━━━ Dataset records ━━━
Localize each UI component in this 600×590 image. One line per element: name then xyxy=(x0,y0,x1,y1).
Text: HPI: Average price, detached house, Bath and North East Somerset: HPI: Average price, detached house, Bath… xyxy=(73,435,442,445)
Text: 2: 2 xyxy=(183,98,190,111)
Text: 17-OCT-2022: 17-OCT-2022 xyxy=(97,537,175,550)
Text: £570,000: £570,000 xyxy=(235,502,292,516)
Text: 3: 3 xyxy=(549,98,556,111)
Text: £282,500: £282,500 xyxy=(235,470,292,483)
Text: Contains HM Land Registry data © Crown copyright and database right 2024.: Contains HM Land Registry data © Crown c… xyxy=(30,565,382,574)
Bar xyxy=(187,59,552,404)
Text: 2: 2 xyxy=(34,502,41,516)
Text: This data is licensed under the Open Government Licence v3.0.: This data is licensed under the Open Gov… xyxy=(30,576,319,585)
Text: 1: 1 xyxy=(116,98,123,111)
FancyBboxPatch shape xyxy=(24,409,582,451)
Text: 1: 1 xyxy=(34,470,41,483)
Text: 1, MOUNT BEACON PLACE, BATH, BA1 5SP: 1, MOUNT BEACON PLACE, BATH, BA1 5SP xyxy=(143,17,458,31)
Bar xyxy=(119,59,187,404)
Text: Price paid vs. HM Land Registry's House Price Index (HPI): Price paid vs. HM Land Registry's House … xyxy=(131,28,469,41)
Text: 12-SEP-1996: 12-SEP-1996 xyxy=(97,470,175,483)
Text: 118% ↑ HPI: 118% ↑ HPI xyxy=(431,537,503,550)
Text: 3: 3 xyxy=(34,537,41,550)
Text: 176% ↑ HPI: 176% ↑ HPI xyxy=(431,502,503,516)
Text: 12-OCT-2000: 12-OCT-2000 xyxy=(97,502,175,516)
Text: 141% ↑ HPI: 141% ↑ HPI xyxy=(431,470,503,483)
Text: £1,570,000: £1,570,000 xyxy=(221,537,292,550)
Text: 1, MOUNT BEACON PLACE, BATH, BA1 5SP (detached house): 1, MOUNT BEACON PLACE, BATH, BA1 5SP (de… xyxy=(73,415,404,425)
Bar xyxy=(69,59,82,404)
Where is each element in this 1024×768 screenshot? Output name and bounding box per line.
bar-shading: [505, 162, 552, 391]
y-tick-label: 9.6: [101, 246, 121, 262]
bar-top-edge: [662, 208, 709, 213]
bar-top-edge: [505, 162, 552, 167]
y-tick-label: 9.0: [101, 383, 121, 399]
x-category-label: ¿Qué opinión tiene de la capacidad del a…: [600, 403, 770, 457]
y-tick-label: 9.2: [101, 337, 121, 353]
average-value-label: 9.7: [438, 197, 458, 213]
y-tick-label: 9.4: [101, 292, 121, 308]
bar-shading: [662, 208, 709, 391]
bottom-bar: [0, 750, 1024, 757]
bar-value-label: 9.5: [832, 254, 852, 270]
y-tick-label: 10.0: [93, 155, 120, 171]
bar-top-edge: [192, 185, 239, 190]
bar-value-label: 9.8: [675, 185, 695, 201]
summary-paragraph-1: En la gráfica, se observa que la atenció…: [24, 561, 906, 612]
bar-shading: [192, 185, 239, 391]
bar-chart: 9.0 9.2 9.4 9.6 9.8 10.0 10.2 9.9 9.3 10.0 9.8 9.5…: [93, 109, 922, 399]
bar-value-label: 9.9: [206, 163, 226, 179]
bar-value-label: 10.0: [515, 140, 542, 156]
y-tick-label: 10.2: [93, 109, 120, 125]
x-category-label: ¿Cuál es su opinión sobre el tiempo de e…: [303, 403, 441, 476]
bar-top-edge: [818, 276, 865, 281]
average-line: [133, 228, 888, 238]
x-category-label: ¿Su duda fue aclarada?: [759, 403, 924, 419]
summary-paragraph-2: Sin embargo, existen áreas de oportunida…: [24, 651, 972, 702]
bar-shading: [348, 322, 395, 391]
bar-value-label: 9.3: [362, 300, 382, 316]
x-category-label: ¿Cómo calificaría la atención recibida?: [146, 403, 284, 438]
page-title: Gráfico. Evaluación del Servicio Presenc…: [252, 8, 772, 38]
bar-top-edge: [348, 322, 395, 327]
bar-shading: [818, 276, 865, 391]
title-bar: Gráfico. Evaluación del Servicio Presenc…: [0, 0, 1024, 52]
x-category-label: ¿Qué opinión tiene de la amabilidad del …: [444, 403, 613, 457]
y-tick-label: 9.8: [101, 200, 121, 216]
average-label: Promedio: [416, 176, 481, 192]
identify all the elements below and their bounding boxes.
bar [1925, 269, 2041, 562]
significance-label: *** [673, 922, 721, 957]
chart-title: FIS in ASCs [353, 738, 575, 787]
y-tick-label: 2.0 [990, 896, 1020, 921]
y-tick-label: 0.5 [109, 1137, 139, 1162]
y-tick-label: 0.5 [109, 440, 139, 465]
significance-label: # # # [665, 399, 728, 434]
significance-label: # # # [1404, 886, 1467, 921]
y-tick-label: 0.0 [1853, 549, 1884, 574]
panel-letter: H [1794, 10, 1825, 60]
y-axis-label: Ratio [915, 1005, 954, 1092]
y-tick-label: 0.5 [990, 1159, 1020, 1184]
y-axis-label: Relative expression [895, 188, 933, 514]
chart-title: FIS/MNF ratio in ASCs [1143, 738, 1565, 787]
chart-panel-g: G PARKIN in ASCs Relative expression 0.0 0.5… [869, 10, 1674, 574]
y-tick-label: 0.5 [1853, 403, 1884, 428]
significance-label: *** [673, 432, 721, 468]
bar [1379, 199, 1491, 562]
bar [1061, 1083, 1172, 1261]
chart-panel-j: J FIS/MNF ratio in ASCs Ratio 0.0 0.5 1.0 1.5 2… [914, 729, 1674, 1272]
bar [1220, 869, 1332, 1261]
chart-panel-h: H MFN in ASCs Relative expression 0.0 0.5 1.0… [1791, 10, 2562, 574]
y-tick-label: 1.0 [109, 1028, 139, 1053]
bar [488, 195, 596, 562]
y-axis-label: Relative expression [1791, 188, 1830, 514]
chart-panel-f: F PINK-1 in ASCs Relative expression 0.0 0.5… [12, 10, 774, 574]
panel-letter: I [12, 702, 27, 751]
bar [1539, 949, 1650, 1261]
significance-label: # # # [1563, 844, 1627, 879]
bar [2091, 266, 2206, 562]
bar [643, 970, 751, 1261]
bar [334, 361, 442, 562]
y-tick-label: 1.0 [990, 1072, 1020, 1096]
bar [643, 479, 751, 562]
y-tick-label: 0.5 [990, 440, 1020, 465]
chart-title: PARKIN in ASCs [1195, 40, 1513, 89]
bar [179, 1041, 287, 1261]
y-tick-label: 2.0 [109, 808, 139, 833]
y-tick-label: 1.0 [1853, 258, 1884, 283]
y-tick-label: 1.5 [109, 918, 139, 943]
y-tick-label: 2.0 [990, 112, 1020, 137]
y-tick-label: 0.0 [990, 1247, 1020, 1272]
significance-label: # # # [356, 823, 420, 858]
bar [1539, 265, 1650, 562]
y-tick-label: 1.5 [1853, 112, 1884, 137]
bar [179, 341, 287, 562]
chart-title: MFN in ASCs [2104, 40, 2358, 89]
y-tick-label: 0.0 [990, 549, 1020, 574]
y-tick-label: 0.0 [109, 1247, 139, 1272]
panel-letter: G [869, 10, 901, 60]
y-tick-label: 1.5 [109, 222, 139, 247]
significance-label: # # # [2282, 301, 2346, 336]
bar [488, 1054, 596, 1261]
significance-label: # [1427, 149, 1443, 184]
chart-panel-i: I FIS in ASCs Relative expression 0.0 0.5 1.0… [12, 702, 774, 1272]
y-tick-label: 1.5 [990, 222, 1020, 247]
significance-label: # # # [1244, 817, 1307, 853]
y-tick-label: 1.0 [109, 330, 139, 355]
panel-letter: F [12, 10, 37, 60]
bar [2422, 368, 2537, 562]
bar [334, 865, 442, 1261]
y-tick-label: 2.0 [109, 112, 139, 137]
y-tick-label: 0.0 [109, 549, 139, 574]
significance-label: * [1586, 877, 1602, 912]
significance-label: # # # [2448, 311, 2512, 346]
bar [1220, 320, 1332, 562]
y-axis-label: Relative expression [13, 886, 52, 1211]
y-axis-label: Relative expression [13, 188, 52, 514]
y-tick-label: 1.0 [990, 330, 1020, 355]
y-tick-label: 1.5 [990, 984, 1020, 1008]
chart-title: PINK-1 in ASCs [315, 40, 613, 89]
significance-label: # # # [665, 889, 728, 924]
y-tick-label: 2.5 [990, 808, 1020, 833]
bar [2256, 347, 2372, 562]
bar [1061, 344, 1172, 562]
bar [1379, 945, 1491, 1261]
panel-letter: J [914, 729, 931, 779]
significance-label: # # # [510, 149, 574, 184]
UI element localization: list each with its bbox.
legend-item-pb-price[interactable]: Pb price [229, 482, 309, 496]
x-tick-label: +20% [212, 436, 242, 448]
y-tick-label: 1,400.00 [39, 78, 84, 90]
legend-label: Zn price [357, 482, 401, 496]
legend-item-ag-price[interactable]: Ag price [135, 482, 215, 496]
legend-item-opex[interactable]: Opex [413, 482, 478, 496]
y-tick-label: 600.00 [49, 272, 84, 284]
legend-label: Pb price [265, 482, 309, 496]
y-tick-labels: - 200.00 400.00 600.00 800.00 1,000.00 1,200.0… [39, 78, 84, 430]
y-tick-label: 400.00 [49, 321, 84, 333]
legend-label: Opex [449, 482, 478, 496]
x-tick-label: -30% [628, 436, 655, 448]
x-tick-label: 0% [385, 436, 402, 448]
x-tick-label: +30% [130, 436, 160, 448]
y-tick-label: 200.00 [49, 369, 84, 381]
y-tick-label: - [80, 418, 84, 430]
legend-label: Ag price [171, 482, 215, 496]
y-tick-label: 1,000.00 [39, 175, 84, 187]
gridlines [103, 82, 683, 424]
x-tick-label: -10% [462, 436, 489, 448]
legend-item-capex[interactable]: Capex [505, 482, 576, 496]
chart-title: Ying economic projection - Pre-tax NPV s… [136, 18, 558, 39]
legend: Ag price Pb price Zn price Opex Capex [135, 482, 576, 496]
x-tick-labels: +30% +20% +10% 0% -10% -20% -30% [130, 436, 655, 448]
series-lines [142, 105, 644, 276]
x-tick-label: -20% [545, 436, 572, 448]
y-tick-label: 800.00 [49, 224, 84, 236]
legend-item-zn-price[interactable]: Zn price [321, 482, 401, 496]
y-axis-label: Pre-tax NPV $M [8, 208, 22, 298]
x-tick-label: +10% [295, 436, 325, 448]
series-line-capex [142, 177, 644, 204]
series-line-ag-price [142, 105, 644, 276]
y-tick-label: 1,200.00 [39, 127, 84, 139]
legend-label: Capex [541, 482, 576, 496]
━━━
▶ **Problem to work on**
Please reproduce the records word for word, from the first line through the line that contains "Text: £282,500: £282,500".

▶ **Response to the task**
Localize each UI component in this 600×590 image. One line per element: name then xyxy=(x0,y0,x1,y1).
Text: HPI: Average price, detached house, Bath and North East Somerset: HPI: Average price, detached house, Bath… xyxy=(73,435,442,445)
Text: 2: 2 xyxy=(183,98,190,111)
Text: 17-OCT-2022: 17-OCT-2022 xyxy=(97,537,175,550)
Text: £570,000: £570,000 xyxy=(235,502,292,516)
Text: 3: 3 xyxy=(549,98,556,111)
Text: £282,500: £282,500 xyxy=(235,470,292,483)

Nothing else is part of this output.